What to work on: Copy each line in the data that includes the word "Texas".

Data excerpts:

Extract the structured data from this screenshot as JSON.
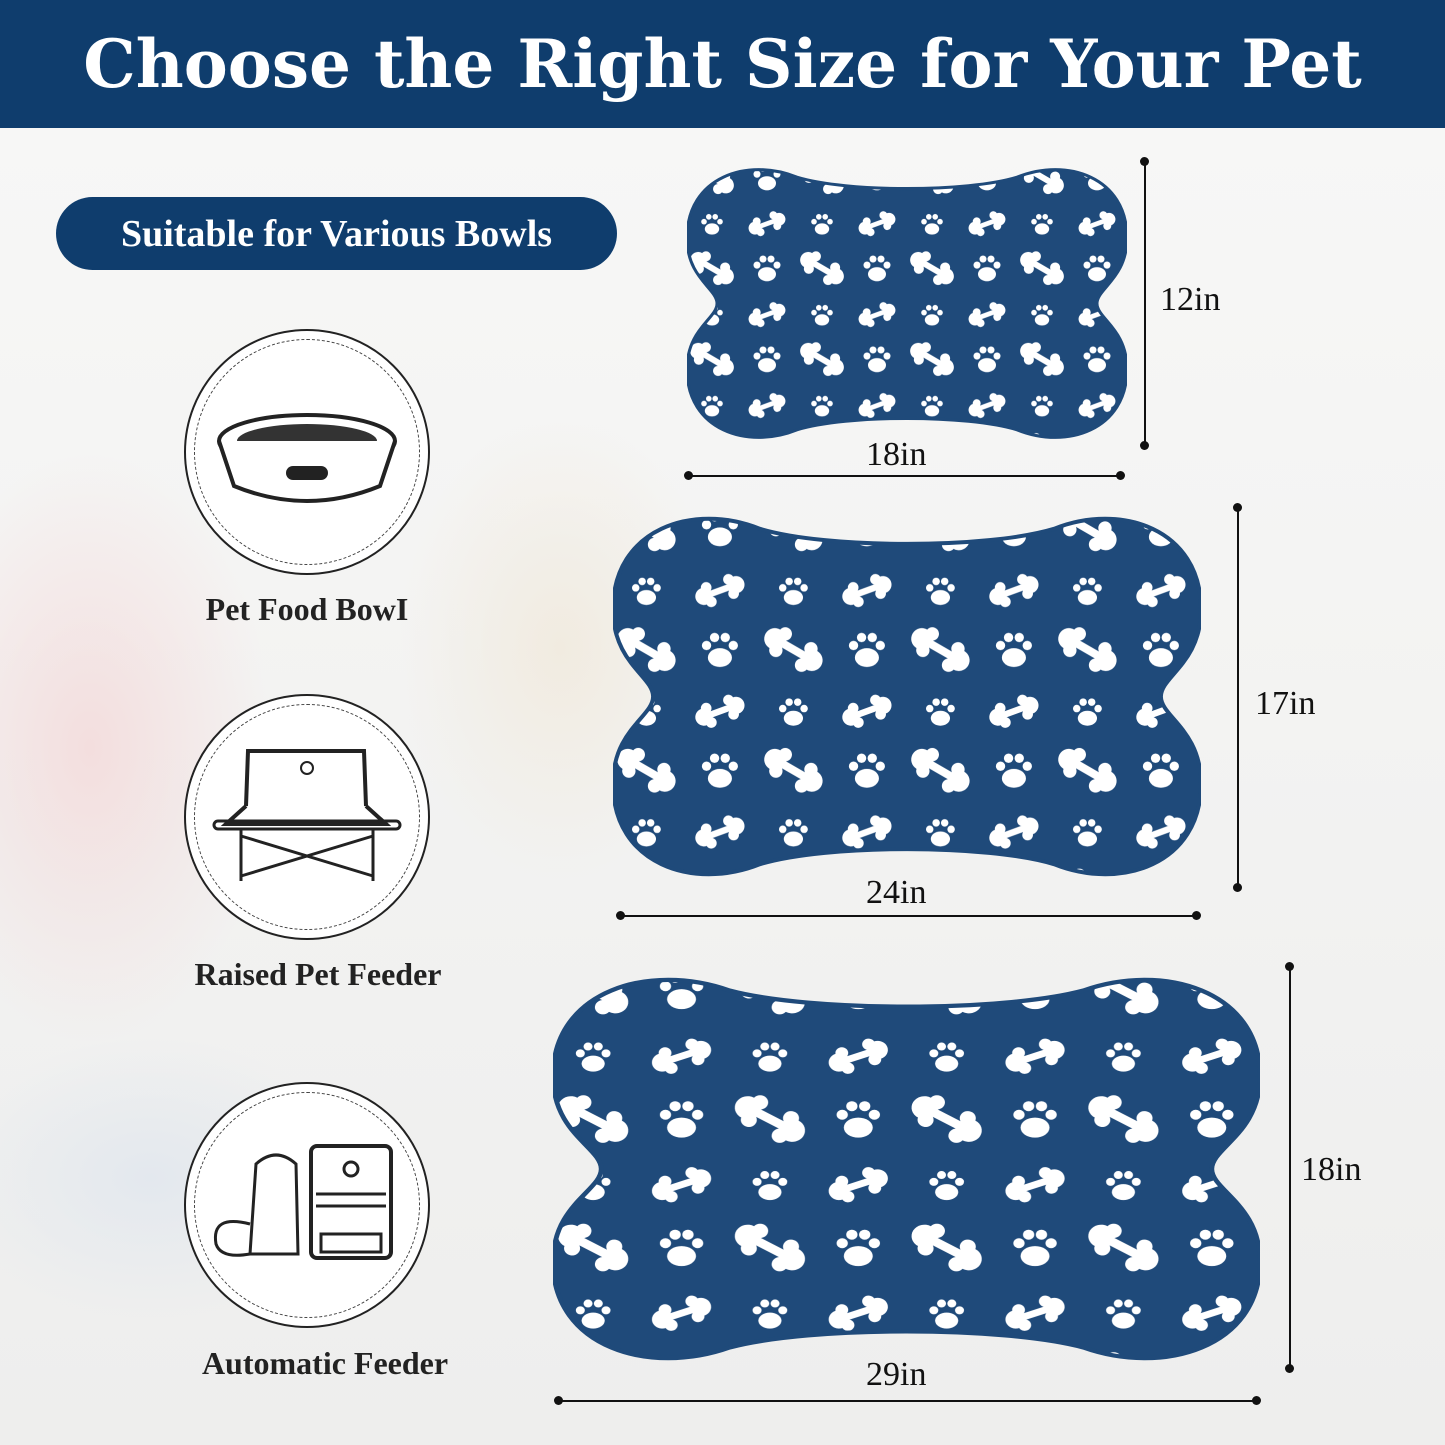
{
  "title": "Choose the Right Size for Your Pet",
  "badge": "Suitable for Various Bowls",
  "colors": {
    "brand": "#0f3d6d",
    "mat": "#1f4a7a"
  },
  "bowl_types": [
    {
      "label": "Pet Food BowI",
      "icon": "food-bowl-icon"
    },
    {
      "label": "Raised Pet Feeder",
      "icon": "raised-feeder-icon"
    },
    {
      "label": "Automatic Feeder",
      "icon": "automatic-feeder-icon"
    }
  ],
  "sizes": [
    {
      "width": "18in",
      "height": "12in"
    },
    {
      "width": "24in",
      "height": "17in"
    },
    {
      "width": "29in",
      "height": "18in"
    }
  ]
}
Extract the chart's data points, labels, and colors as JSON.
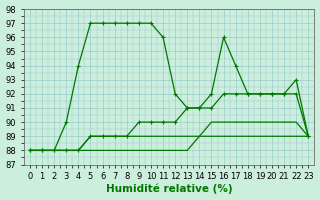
{
  "xlabel": "Humidité relative (%)",
  "xlim": [
    -0.5,
    23.5
  ],
  "ylim": [
    87,
    98
  ],
  "yticks": [
    87,
    88,
    89,
    90,
    91,
    92,
    93,
    94,
    95,
    96,
    97,
    98
  ],
  "xticks": [
    0,
    1,
    2,
    3,
    4,
    5,
    6,
    7,
    8,
    9,
    10,
    11,
    12,
    13,
    14,
    15,
    16,
    17,
    18,
    19,
    20,
    21,
    22,
    23
  ],
  "bg_color": "#cceedd",
  "grid_color": "#99cccc",
  "line_color": "#007700",
  "lines": [
    {
      "x": [
        0,
        1,
        2,
        3,
        4,
        5,
        6,
        7,
        8,
        9,
        10,
        11,
        12,
        13,
        14,
        15,
        16,
        17,
        18,
        19,
        20,
        21,
        22,
        23
      ],
      "y": [
        88,
        88,
        88,
        90,
        94,
        97,
        97,
        97,
        97,
        97,
        97,
        96,
        92,
        91,
        91,
        92,
        96,
        94,
        92,
        92,
        92,
        92,
        93,
        89
      ],
      "marker": "+"
    },
    {
      "x": [
        0,
        1,
        2,
        3,
        4,
        5,
        6,
        7,
        8,
        9,
        10,
        11,
        12,
        13,
        14,
        15,
        16,
        17,
        18,
        19,
        20,
        21,
        22,
        23
      ],
      "y": [
        88,
        88,
        88,
        88,
        88,
        89,
        89,
        89,
        89,
        90,
        90,
        90,
        90,
        91,
        91,
        91,
        92,
        92,
        92,
        92,
        92,
        92,
        92,
        89
      ],
      "marker": "+"
    },
    {
      "x": [
        0,
        1,
        2,
        3,
        4,
        5,
        6,
        7,
        8,
        9,
        10,
        11,
        12,
        13,
        14,
        15,
        16,
        17,
        18,
        19,
        20,
        21,
        22,
        23
      ],
      "y": [
        88,
        88,
        88,
        88,
        88,
        89,
        89,
        89,
        89,
        89,
        89,
        89,
        89,
        89,
        89,
        90,
        90,
        90,
        90,
        90,
        90,
        90,
        90,
        89
      ],
      "marker": null
    },
    {
      "x": [
        0,
        1,
        2,
        3,
        4,
        5,
        6,
        7,
        8,
        9,
        10,
        11,
        12,
        13,
        14,
        15,
        16,
        17,
        18,
        19,
        20,
        21,
        22,
        23
      ],
      "y": [
        88,
        88,
        88,
        88,
        88,
        88,
        88,
        88,
        88,
        88,
        88,
        88,
        88,
        88,
        89,
        89,
        89,
        89,
        89,
        89,
        89,
        89,
        89,
        89
      ],
      "marker": null
    }
  ],
  "tick_fontsize": 6,
  "xlabel_fontsize": 7.5,
  "xlabel_bold": true,
  "linewidth": 0.9,
  "markersize": 2.5
}
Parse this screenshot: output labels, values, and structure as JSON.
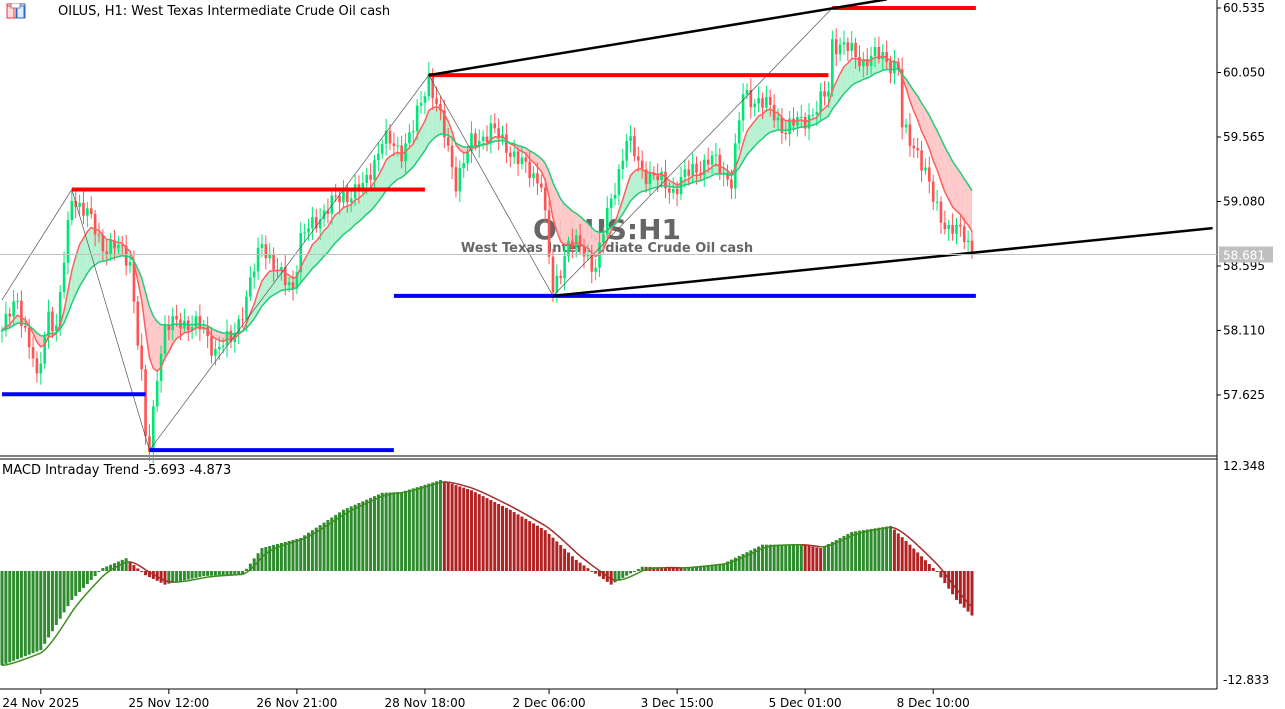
{
  "header": {
    "symbol_title": "OILUS, H1:  West Texas Intermediate Crude Oil cash",
    "icons": [
      "chart-list-icon",
      "templates-icon"
    ]
  },
  "watermark": {
    "title": "OILUS:H1",
    "subtitle": "West Texas Intermediate Crude Oil cash"
  },
  "macd": {
    "label": "MACD Intraday Trend",
    "value1": "-5.693",
    "value2": "-4.873"
  },
  "colors": {
    "bull": "#00e676",
    "bear": "#ff5252",
    "fast_ma": "#ff5f5f",
    "slow_ma": "#22cc77",
    "resistance": "#ff0000",
    "support": "#0000ff",
    "trend": "#000000",
    "macd_up": "#2e8b2e",
    "macd_down": "#b22222",
    "macd_signal_up": "#3c8c1e",
    "macd_signal_down": "#a52a2a"
  },
  "chart_data": {
    "type": "candlestick",
    "bar_count": 251,
    "price_axis": {
      "ticks": [
        "60.535",
        "60.050",
        "59.565",
        "59.080",
        "58.595",
        "58.110",
        "57.625"
      ],
      "range": [
        57.21,
        60.57
      ]
    },
    "current_price": "58.681",
    "time_axis": {
      "ticks": [
        {
          "label": "24 Nov 2025",
          "bar": 10
        },
        {
          "label": "25 Nov 12:00",
          "bar": 43
        },
        {
          "label": "26 Nov 21:00",
          "bar": 76
        },
        {
          "label": "28 Nov 18:00",
          "bar": 109
        },
        {
          "label": "2 Dec 06:00",
          "bar": 141
        },
        {
          "label": "3 Dec 15:00",
          "bar": 174
        },
        {
          "label": "5 Dec 01:00",
          "bar": 207
        },
        {
          "label": "8 Dec 10:00",
          "bar": 240
        }
      ]
    },
    "price_path": [
      [
        0,
        58.11
      ],
      [
        4,
        58.34
      ],
      [
        8,
        57.89
      ],
      [
        9,
        57.7
      ],
      [
        12,
        58.26
      ],
      [
        14,
        58.11
      ],
      [
        18,
        59.13
      ],
      [
        22,
        58.98
      ],
      [
        26,
        58.75
      ],
      [
        30,
        58.72
      ],
      [
        33,
        58.64
      ],
      [
        36,
        57.74
      ],
      [
        37,
        57.29
      ],
      [
        38,
        57.21
      ],
      [
        40,
        57.81
      ],
      [
        42,
        58.11
      ],
      [
        46,
        58.19
      ],
      [
        52,
        58.11
      ],
      [
        55,
        57.96
      ],
      [
        59,
        58.04
      ],
      [
        63,
        58.34
      ],
      [
        67,
        58.79
      ],
      [
        71,
        58.53
      ],
      [
        75,
        58.45
      ],
      [
        77,
        58.79
      ],
      [
        82,
        58.98
      ],
      [
        88,
        59.13
      ],
      [
        93,
        59.17
      ],
      [
        98,
        59.54
      ],
      [
        103,
        59.47
      ],
      [
        106,
        59.62
      ],
      [
        110,
        60.03
      ],
      [
        113,
        59.69
      ],
      [
        117,
        59.24
      ],
      [
        121,
        59.51
      ],
      [
        126,
        59.62
      ],
      [
        131,
        59.47
      ],
      [
        135,
        59.32
      ],
      [
        139,
        59.24
      ],
      [
        142,
        58.37
      ],
      [
        146,
        58.79
      ],
      [
        149,
        58.72
      ],
      [
        153,
        58.6
      ],
      [
        157,
        59.09
      ],
      [
        161,
        59.54
      ],
      [
        165,
        59.32
      ],
      [
        169,
        59.24
      ],
      [
        173,
        59.17
      ],
      [
        178,
        59.32
      ],
      [
        183,
        59.39
      ],
      [
        188,
        59.24
      ],
      [
        191,
        59.88
      ],
      [
        195,
        59.84
      ],
      [
        198,
        59.77
      ],
      [
        202,
        59.62
      ],
      [
        206,
        59.69
      ],
      [
        210,
        59.77
      ],
      [
        213,
        59.92
      ],
      [
        214,
        60.29
      ],
      [
        218,
        60.22
      ],
      [
        222,
        60.14
      ],
      [
        227,
        60.18
      ],
      [
        231,
        60.07
      ],
      [
        232,
        59.62
      ],
      [
        236,
        59.47
      ],
      [
        240,
        59.09
      ],
      [
        244,
        58.87
      ],
      [
        248,
        58.83
      ],
      [
        251,
        58.68
      ]
    ],
    "moving_averages": [
      {
        "type": "fast",
        "period": 8
      },
      {
        "type": "slow",
        "period": 21
      }
    ],
    "lines": {
      "resistance": [
        {
          "price": 59.17,
          "from_bar": 18,
          "to_bar": 109
        },
        {
          "price": 60.03,
          "from_bar": 110,
          "to_bar": 213
        },
        {
          "price": 60.535,
          "from_bar": 214,
          "to_bar": 251
        }
      ],
      "support": [
        {
          "price": 57.63,
          "from_bar": 0,
          "to_bar": 37
        },
        {
          "price": 57.21,
          "from_bar": 38,
          "to_bar": 101
        },
        {
          "price": 58.37,
          "from_bar": 101,
          "to_bar": 251
        }
      ],
      "trend": [
        {
          "from": [
            110,
            60.03
          ],
          "to": [
            228,
            60.6
          ]
        },
        {
          "from": [
            142,
            58.37
          ],
          "to": [
            312,
            58.88
          ]
        }
      ],
      "zigzag": [
        [
          0,
          58.34
        ],
        [
          18,
          59.17
        ],
        [
          38,
          57.21
        ],
        [
          110,
          60.03
        ],
        [
          142,
          58.37
        ],
        [
          214,
          60.535
        ]
      ]
    },
    "macd_axis": {
      "ticks": [
        "12.348",
        "-12.833"
      ],
      "range": [
        -12.833,
        12.348
      ]
    },
    "macd_path": [
      [
        0,
        -11.1
      ],
      [
        10,
        -9.3
      ],
      [
        18,
        -3.4
      ],
      [
        26,
        0.35
      ],
      [
        32,
        1.5
      ],
      [
        37,
        -0.5
      ],
      [
        42,
        -1.6
      ],
      [
        52,
        -0.6
      ],
      [
        62,
        -0.35
      ],
      [
        67,
        2.7
      ],
      [
        77,
        3.9
      ],
      [
        88,
        7.2
      ],
      [
        98,
        9.2
      ],
      [
        103,
        9.3
      ],
      [
        113,
        10.7
      ],
      [
        121,
        9.5
      ],
      [
        131,
        7.2
      ],
      [
        140,
        4.8
      ],
      [
        148,
        1.3
      ],
      [
        157,
        -1.6
      ],
      [
        165,
        0.5
      ],
      [
        175,
        0.35
      ],
      [
        186,
        0.9
      ],
      [
        196,
        3.1
      ],
      [
        206,
        3.1
      ],
      [
        211,
        2.7
      ],
      [
        219,
        4.6
      ],
      [
        229,
        5.3
      ],
      [
        234,
        3.1
      ],
      [
        241,
        -0.1
      ],
      [
        246,
        -3.4
      ],
      [
        251,
        -5.69
      ]
    ]
  }
}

Problem solution:
    "symbol_title": "OILUS, H1:  West Texas Intermediate Crude Oil cash",
    "subtitle": "West Texas Intermediate Crude Oil cash"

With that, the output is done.